Instructions to follow —
Find the string "Error" and gather every line that holds it.

** start of Records shown **

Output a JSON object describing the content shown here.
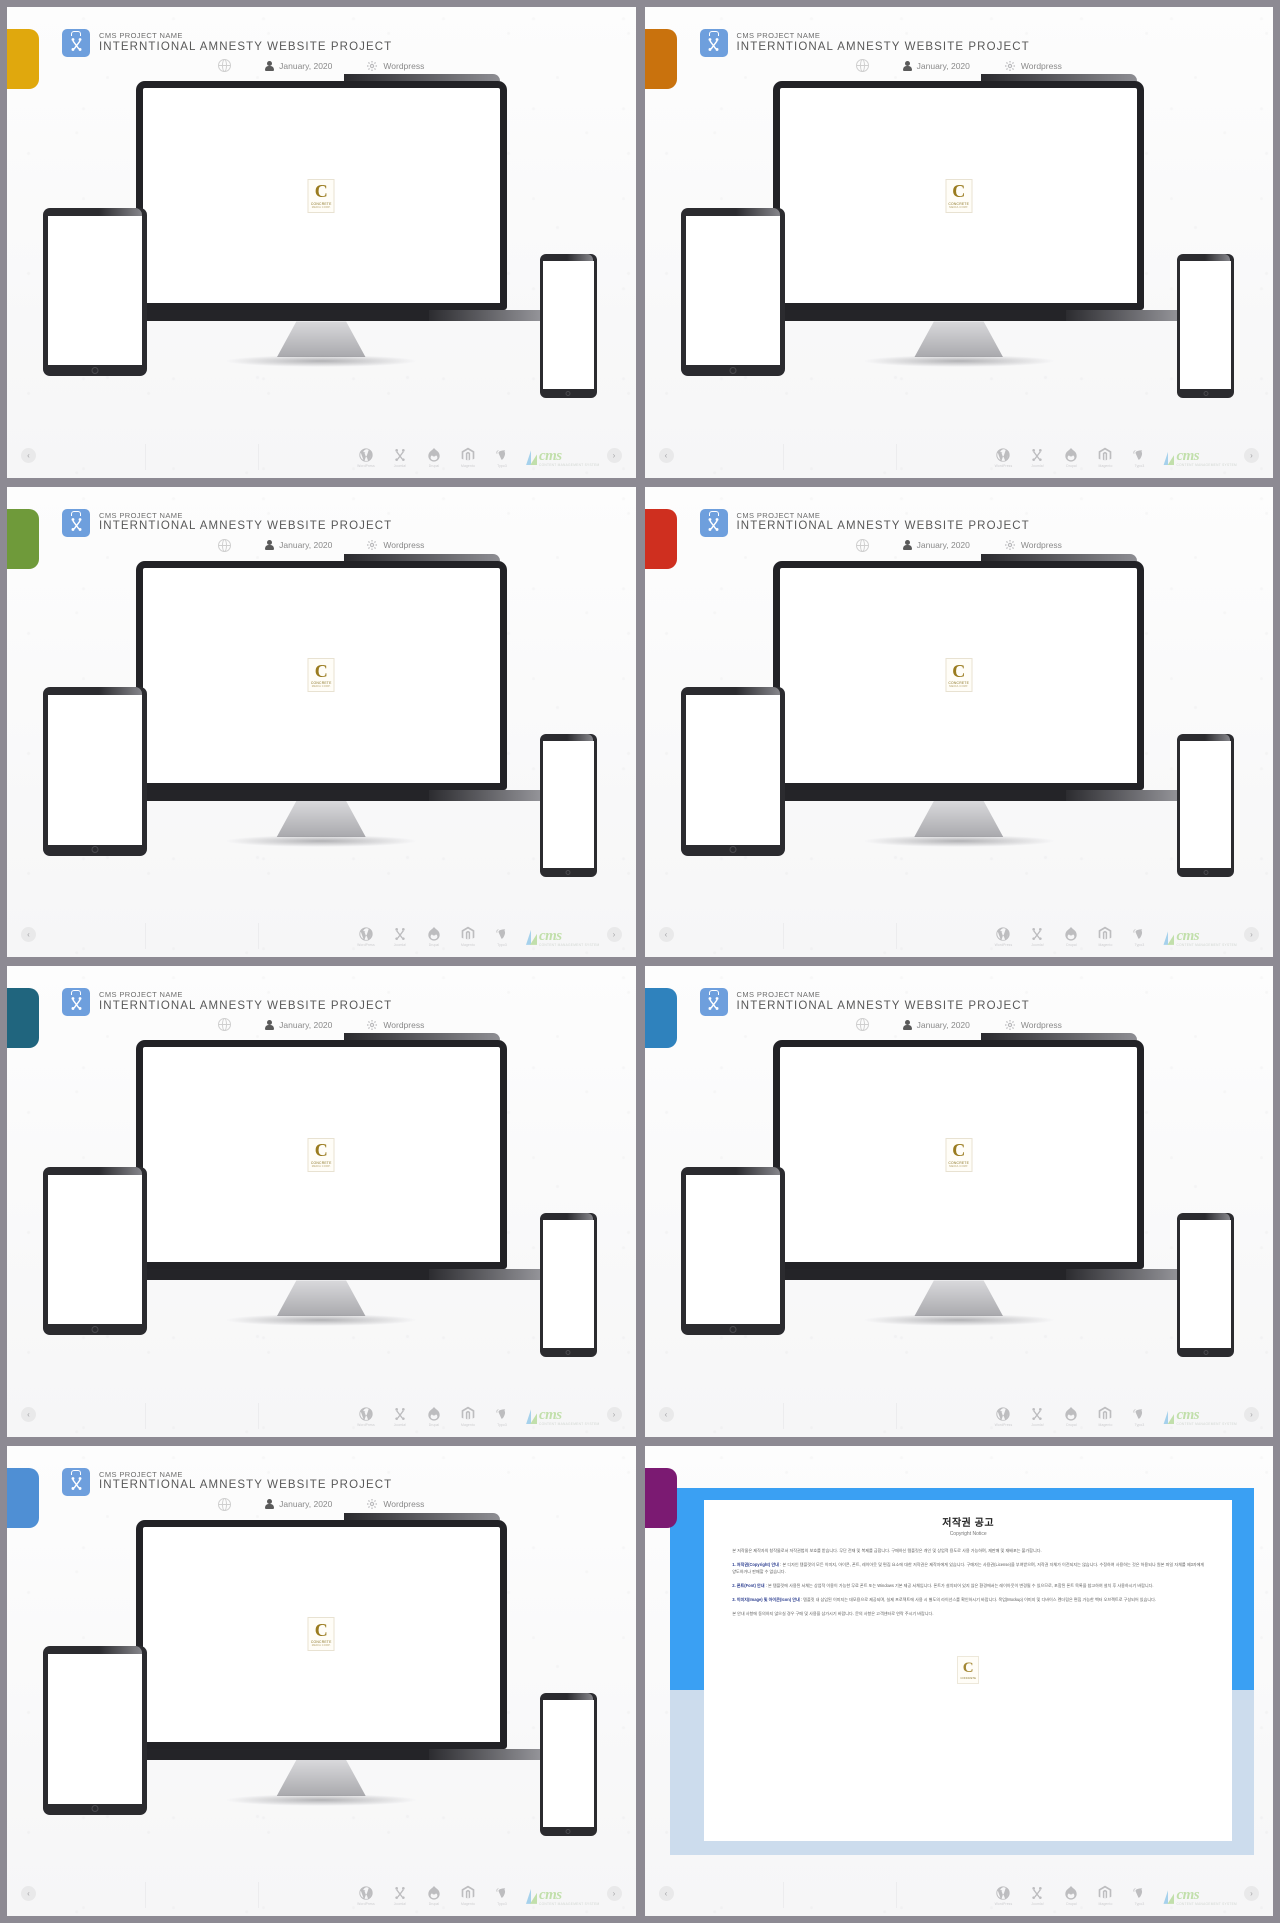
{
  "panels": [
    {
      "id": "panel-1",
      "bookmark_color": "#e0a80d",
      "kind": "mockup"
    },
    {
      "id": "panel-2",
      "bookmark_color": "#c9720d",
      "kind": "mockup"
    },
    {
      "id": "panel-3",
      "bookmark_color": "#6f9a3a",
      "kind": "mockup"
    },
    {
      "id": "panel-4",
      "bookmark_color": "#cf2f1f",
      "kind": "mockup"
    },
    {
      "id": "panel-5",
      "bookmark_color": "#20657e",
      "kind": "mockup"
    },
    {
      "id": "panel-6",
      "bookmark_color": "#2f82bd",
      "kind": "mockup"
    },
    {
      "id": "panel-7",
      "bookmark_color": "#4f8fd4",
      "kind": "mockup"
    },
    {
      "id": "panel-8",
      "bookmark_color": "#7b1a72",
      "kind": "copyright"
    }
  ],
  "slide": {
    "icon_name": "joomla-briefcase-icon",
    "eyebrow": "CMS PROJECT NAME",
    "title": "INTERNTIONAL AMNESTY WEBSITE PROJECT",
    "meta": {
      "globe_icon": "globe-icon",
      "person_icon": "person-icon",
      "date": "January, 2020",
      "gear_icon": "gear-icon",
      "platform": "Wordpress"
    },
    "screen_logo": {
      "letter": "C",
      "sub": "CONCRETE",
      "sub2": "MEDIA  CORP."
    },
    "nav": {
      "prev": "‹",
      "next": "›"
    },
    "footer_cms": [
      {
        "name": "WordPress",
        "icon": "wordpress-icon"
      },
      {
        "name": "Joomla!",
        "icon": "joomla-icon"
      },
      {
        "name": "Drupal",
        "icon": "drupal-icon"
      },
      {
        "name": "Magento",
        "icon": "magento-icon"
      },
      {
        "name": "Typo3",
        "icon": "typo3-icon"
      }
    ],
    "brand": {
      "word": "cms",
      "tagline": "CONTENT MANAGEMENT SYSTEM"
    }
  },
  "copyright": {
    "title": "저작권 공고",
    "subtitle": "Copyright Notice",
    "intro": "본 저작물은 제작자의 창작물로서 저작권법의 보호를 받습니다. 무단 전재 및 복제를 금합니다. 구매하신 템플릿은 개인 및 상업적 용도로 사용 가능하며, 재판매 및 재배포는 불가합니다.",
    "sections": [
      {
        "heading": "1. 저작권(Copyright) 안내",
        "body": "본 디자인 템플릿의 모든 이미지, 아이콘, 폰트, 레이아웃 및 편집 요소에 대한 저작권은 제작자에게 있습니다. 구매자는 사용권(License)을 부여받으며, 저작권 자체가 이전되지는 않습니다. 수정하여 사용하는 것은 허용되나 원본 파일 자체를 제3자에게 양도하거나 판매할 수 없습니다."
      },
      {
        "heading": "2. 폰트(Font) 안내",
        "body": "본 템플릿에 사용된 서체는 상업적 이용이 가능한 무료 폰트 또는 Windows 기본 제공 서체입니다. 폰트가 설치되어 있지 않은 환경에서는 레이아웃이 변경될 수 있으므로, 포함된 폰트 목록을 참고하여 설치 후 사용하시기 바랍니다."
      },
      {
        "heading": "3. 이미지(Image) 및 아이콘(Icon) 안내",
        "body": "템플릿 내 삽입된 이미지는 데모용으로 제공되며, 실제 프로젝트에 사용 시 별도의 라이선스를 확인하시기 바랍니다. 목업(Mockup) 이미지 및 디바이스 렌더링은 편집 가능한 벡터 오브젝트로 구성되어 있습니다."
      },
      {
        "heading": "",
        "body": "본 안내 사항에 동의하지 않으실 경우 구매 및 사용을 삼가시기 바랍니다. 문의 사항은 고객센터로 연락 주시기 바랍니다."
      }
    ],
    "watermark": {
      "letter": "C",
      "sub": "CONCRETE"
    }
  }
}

** end of Records shown **
** start of Records shown **

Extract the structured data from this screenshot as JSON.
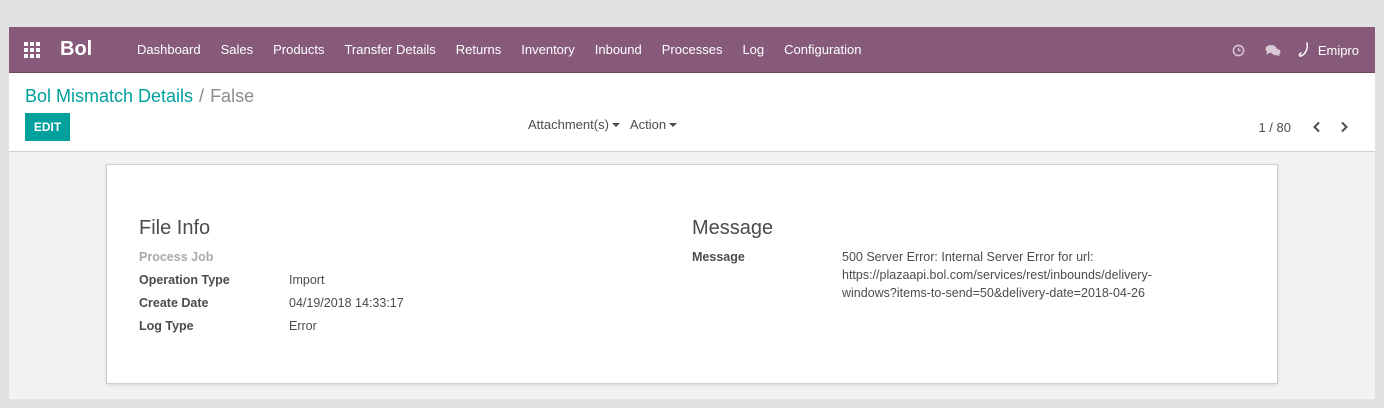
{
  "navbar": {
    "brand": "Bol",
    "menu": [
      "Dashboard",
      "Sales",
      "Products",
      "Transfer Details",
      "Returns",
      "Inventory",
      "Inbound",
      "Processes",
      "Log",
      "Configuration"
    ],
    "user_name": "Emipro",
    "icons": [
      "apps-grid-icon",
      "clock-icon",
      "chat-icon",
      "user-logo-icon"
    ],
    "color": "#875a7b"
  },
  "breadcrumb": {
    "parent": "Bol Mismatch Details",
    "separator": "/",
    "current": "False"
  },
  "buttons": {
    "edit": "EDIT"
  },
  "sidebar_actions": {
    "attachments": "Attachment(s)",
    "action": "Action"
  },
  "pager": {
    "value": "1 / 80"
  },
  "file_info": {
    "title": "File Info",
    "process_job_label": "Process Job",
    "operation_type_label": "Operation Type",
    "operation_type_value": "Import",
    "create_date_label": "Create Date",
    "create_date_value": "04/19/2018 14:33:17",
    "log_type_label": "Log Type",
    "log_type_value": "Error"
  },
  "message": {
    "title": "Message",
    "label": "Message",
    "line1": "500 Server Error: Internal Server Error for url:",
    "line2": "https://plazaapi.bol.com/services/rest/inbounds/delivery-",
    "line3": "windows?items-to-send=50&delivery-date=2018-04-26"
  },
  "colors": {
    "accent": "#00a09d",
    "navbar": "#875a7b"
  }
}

** end of Records shown **

Result of this task —
    "log_type_value": "Error"
    "line1": "500 Server Error: Internal Server Error for url:",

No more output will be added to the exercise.